((

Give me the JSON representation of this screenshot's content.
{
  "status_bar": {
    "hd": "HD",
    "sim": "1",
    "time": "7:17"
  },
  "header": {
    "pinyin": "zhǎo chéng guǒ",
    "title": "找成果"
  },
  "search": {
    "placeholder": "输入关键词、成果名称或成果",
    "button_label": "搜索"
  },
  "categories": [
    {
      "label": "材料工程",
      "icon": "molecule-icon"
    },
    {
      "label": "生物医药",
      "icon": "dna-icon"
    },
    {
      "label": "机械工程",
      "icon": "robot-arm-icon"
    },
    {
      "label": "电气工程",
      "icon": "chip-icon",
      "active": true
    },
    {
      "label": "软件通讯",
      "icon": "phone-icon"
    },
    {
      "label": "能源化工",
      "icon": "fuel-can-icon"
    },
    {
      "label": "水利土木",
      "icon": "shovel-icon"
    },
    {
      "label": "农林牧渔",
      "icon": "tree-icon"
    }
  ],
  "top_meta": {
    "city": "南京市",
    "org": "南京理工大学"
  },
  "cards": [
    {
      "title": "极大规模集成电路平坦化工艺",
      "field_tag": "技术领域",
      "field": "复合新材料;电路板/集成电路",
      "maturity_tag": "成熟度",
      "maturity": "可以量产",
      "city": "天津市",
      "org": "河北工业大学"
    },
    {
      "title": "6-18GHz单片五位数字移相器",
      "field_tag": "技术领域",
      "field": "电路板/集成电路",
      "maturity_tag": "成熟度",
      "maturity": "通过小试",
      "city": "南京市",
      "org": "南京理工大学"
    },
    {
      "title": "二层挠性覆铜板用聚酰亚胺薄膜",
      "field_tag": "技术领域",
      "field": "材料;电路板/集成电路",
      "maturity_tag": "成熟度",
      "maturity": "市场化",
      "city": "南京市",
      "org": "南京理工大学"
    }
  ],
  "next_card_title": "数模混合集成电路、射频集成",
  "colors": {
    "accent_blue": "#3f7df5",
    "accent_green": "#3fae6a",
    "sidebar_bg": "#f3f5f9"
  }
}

))

◆ TASK TO CARRY OUT ◆
Copy out all of the data exactly, leaving nothing out.

◆ OUTPUT FOR THIS EXERCISE ◆
Give me the JSON representation of this screenshot's content.
{
  "status_bar": {
    "hd": "HD",
    "sim": "1",
    "time": "7:17"
  },
  "header": {
    "pinyin": "zhǎo chéng guǒ",
    "title": "找成果"
  },
  "search": {
    "placeholder": "输入关键词、成果名称或成果",
    "button_label": "搜索"
  },
  "categories": [
    {
      "label": "材料工程",
      "icon": "molecule-icon"
    },
    {
      "label": "生物医药",
      "icon": "dna-icon"
    },
    {
      "label": "机械工程",
      "icon": "robot-arm-icon"
    },
    {
      "label": "电气工程",
      "icon": "chip-icon",
      "active": true
    },
    {
      "label": "软件通讯",
      "icon": "phone-icon"
    },
    {
      "label": "能源化工",
      "icon": "fuel-can-icon"
    },
    {
      "label": "水利土木",
      "icon": "shovel-icon"
    },
    {
      "label": "农林牧渔",
      "icon": "tree-icon"
    }
  ],
  "top_meta": {
    "city": "南京市",
    "org": "南京理工大学"
  },
  "cards": [
    {
      "title": "极大规模集成电路平坦化工艺",
      "field_tag": "技术领域",
      "field": "复合新材料;电路板/集成电路",
      "maturity_tag": "成熟度",
      "maturity": "可以量产",
      "city": "天津市",
      "org": "河北工业大学"
    },
    {
      "title": "6-18GHz单片五位数字移相器",
      "field_tag": "技术领域",
      "field": "电路板/集成电路",
      "maturity_tag": "成熟度",
      "maturity": "通过小试",
      "city": "南京市",
      "org": "南京理工大学"
    },
    {
      "title": "二层挠性覆铜板用聚酰亚胺薄膜",
      "field_tag": "技术领域",
      "field": "材料;电路板/集成电路",
      "maturity_tag": "成熟度",
      "maturity": "市场化",
      "city": "南京市",
      "org": "南京理工大学"
    }
  ],
  "next_card_title": "数模混合集成电路、射频集成",
  "colors": {
    "accent_blue": "#3f7df5",
    "accent_green": "#3fae6a",
    "sidebar_bg": "#f3f5f9"
  }
}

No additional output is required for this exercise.